Vorgegebener Text:
========================
Baumelt hier irgendwo vielleicht eines dieser nervigen asiatischen Klöppelgehänge, von einem meditativ veranlagten Wildhüter hinterlassen, das nun weltvergessen sein akustisches Unwesen treibt? Nein, das Gedöns kommt doch eher vom See her. Und ist auch gar nicht so schlimm anzuhören.

Ich sehe mir, nachdem ich ein weiteres Mal die rot gescheuerte Nase trockengelegt habe, die Sache genauer an. In Ufernähe werden winzige Eisschollen, dünn wie die Pfefferminzfüllung im After-Eight, vom seichten Wellengang gedrängt, zu Schuppen zermahlen und übereinander geschoben! Jedes Hochgehen des Wassers schüttet einige hundert Splitterchen auf die noch feste Platte – das hört sich an wie Grillenzirpen.

Ein Blick über den windbewegten See erschließt mir jetzt auch die Herkunft jenes ersten, unerklärlichen Klingklangs: Größere Splitter sind es, die weiter draußen an einer flachen, zweihundert Meter langen Eisscheibe auf gleiche Weise bewegt werden. Ein changierendes Klingeln – allein von Eis, Wasser und Wind hervorgebracht.
========================
Rohdaten:
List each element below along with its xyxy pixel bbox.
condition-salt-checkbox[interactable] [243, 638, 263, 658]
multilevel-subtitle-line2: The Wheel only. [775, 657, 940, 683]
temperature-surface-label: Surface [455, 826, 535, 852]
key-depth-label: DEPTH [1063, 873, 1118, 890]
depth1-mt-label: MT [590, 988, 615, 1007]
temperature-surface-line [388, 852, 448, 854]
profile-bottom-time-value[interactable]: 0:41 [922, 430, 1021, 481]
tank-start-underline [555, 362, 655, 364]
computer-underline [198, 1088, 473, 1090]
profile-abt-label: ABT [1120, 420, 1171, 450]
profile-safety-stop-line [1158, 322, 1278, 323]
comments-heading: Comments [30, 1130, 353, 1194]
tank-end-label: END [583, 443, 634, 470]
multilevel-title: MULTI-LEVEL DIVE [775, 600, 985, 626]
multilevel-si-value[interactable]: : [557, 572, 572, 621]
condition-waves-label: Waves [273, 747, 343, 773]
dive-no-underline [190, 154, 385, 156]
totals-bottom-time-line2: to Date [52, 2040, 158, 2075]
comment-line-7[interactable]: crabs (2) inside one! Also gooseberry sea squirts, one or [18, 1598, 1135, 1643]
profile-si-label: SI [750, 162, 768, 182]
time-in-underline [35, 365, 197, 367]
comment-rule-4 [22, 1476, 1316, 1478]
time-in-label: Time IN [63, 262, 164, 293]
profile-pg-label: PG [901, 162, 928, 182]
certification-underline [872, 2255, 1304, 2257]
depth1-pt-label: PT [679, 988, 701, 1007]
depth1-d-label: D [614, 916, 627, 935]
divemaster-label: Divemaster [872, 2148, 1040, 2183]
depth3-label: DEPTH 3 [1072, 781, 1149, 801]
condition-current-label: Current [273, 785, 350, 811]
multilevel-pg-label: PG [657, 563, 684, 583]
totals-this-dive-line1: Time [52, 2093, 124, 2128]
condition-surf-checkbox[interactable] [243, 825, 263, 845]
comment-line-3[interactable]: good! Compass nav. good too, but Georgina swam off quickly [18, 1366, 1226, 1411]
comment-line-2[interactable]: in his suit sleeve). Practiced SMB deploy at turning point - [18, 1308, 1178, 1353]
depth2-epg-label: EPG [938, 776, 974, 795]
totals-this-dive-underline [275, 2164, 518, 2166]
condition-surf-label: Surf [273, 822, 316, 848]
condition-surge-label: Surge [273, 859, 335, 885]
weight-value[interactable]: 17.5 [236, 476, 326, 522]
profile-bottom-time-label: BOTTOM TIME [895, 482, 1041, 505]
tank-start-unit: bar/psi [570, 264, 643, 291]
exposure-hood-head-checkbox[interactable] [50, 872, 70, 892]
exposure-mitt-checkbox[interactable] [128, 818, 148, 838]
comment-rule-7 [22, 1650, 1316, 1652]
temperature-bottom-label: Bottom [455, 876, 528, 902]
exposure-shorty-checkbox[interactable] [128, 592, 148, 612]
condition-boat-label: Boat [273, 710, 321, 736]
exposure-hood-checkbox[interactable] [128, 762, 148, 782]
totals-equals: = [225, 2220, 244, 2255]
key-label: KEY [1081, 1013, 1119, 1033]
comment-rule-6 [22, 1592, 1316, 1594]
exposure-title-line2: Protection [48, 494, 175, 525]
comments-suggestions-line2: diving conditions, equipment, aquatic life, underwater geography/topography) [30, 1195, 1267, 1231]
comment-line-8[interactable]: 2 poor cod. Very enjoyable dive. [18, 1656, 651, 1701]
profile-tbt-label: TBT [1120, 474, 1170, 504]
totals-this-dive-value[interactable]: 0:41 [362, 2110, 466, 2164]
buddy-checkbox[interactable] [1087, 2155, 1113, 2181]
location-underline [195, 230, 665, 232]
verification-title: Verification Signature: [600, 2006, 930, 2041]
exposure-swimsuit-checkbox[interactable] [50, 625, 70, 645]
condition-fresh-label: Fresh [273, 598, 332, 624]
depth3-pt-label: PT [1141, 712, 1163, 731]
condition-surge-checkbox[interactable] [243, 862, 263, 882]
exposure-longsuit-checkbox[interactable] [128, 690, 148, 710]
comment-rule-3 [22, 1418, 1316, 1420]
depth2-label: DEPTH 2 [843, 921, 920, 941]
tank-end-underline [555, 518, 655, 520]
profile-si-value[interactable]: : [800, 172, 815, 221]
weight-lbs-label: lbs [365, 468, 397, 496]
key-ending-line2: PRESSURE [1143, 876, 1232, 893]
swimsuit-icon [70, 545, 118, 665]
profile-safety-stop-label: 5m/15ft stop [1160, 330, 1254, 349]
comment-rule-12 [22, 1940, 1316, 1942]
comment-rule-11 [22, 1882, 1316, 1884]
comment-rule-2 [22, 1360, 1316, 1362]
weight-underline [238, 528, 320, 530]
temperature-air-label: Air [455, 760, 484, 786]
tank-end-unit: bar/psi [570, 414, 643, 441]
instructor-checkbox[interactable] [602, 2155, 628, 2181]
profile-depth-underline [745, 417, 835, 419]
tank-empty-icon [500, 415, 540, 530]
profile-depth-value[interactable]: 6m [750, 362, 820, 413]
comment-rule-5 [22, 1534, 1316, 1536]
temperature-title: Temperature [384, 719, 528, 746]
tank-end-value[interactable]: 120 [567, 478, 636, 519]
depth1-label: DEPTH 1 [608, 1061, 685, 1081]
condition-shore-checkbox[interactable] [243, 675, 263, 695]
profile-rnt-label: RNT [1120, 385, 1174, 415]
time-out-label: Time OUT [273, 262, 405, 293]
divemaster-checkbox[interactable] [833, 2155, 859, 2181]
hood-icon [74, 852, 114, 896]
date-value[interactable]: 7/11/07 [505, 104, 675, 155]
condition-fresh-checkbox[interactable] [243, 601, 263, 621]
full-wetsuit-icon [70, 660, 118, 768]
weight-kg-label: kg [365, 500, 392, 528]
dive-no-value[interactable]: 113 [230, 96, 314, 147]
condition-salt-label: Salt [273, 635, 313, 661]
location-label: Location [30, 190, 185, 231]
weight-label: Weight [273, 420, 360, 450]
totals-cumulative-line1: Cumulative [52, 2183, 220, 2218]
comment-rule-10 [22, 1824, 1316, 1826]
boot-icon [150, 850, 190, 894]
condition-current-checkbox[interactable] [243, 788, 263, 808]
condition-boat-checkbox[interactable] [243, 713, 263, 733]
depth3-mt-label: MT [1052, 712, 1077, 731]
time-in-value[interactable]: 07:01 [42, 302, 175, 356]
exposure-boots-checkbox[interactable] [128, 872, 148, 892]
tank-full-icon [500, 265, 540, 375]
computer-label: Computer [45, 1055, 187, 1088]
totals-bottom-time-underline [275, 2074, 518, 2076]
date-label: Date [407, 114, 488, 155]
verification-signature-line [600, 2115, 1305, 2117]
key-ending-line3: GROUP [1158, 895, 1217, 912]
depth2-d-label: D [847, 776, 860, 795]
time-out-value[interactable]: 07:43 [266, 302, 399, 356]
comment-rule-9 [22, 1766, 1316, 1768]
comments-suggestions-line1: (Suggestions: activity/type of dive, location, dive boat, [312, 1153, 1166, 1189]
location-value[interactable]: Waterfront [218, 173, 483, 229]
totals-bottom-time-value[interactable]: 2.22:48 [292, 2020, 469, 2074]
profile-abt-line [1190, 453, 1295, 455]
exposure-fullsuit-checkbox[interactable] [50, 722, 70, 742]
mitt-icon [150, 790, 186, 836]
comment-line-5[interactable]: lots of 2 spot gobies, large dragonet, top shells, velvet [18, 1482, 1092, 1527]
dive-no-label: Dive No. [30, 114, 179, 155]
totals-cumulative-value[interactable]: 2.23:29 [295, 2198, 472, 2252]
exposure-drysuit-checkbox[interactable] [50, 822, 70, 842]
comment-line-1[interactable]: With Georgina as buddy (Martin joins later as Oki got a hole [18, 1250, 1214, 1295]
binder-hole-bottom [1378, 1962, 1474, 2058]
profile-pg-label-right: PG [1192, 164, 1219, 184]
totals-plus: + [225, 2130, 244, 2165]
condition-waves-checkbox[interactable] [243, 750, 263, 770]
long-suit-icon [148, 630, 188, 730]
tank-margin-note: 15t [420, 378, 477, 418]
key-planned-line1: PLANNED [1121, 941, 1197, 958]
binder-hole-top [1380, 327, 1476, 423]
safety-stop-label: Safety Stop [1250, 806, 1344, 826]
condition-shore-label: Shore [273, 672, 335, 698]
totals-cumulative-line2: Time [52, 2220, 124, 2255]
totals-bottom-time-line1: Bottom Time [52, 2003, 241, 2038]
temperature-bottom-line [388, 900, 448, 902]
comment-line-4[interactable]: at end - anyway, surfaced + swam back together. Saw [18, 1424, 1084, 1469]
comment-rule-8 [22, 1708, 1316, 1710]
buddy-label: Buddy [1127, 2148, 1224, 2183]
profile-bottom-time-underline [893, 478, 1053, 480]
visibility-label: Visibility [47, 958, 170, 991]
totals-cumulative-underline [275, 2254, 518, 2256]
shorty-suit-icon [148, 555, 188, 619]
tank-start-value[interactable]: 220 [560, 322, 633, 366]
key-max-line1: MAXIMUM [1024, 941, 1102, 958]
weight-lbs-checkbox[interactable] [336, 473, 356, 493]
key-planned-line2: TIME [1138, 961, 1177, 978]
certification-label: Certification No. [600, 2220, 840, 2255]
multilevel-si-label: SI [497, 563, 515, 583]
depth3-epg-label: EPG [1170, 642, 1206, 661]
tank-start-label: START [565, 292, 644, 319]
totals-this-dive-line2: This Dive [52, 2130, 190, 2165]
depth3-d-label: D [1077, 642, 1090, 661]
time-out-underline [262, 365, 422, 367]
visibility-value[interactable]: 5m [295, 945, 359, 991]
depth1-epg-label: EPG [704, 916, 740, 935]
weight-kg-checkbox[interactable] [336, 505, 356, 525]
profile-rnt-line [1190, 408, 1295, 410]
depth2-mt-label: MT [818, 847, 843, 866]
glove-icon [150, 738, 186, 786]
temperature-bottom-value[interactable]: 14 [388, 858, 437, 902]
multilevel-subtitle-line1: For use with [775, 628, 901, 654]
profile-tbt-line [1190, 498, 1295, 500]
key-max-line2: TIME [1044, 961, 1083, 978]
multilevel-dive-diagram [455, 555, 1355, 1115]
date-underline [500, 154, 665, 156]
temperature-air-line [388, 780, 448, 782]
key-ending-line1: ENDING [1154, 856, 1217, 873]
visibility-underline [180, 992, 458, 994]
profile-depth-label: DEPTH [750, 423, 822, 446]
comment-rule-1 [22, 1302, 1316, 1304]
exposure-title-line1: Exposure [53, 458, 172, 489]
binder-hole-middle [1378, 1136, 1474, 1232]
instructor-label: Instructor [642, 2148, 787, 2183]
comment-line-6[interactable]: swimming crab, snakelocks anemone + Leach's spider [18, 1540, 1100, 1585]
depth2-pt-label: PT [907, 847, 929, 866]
========================
Aufgaben:
a: Gib die Einträge vom ersten bis einschließlich der Zeile mit „comment-line-3[interactable]: good! Compass“ unverändert aus.
b: Führe den Text über das klingende Eis am See im Anschluss an seinen letzten Satz fort.
Der Text und die Einträge sind voneinander getrenntes Material.

Lösungen:
a:
List each element below along with its xyxy pixel bbox.
condition-salt-checkbox[interactable] [243, 638, 263, 658]
multilevel-subtitle-line2: The Wheel only. [775, 657, 940, 683]
temperature-surface-label: Surface [455, 826, 535, 852]
key-depth-label: DEPTH [1063, 873, 1118, 890]
depth1-mt-label: MT [590, 988, 615, 1007]
temperature-surface-line [388, 852, 448, 854]
profile-bottom-time-value[interactable]: 0:41 [922, 430, 1021, 481]
tank-start-underline [555, 362, 655, 364]
computer-underline [198, 1088, 473, 1090]
profile-abt-label: ABT [1120, 420, 1171, 450]
profile-safety-stop-line [1158, 322, 1278, 323]
comments-heading: Comments [30, 1130, 353, 1194]
tank-end-label: END [583, 443, 634, 470]
multilevel-title: MULTI-LEVEL DIVE [775, 600, 985, 626]
multilevel-si-value[interactable]: : [557, 572, 572, 621]
condition-waves-label: Waves [273, 747, 343, 773]
dive-no-underline [190, 154, 385, 156]
totals-bottom-time-line2: to Date [52, 2040, 158, 2075]
comment-line-7[interactable]: crabs (2) inside one! Also gooseberry sea squirts, one or [18, 1598, 1135, 1643]
profile-si-label: SI [750, 162, 768, 182]
time-in-underline [35, 365, 197, 367]
comment-rule-4 [22, 1476, 1316, 1478]
time-in-label: Time IN [63, 262, 164, 293]
profile-pg-label: PG [901, 162, 928, 182]
certification-underline [872, 2255, 1304, 2257]
depth1-pt-label: PT [679, 988, 701, 1007]
depth1-d-label: D [614, 916, 627, 935]
divemaster-label: Divemaster [872, 2148, 1040, 2183]
depth3-label: DEPTH 3 [1072, 781, 1149, 801]
condition-current-label: Current [273, 785, 350, 811]
multilevel-pg-label: PG [657, 563, 684, 583]
totals-this-dive-line1: Time [52, 2093, 124, 2128]
condition-surf-checkbox[interactable] [243, 825, 263, 845]
comment-line-3[interactable]: good! Compass nav. good too, but Georgina swam off quickly [18, 1366, 1226, 1411]

b:
Ich verharre noch eine ganze Weile wie eine Zitterpappel im pollengeschwängerten Märzwind, um dem kleinen Weltwunder zu lauschen. Das Niesen bleibt, aber Mörike sei trotzdem jeder Allergikerin und jedem Allergiker ans Herz gelegt. Vielleicht führt er sie zu anderen subtilen Naturhörspielen und lässt sie so das Schicksal der Spätgeborenen ertragen. Unzweifelhaft kann ich – Erlen und Birken nur maßvoll verfluchend – mit diesem uralten Dichter sagen: „Frühling, ja du bist’s! Dich hab’ ich vernommen!“ Gesundheit!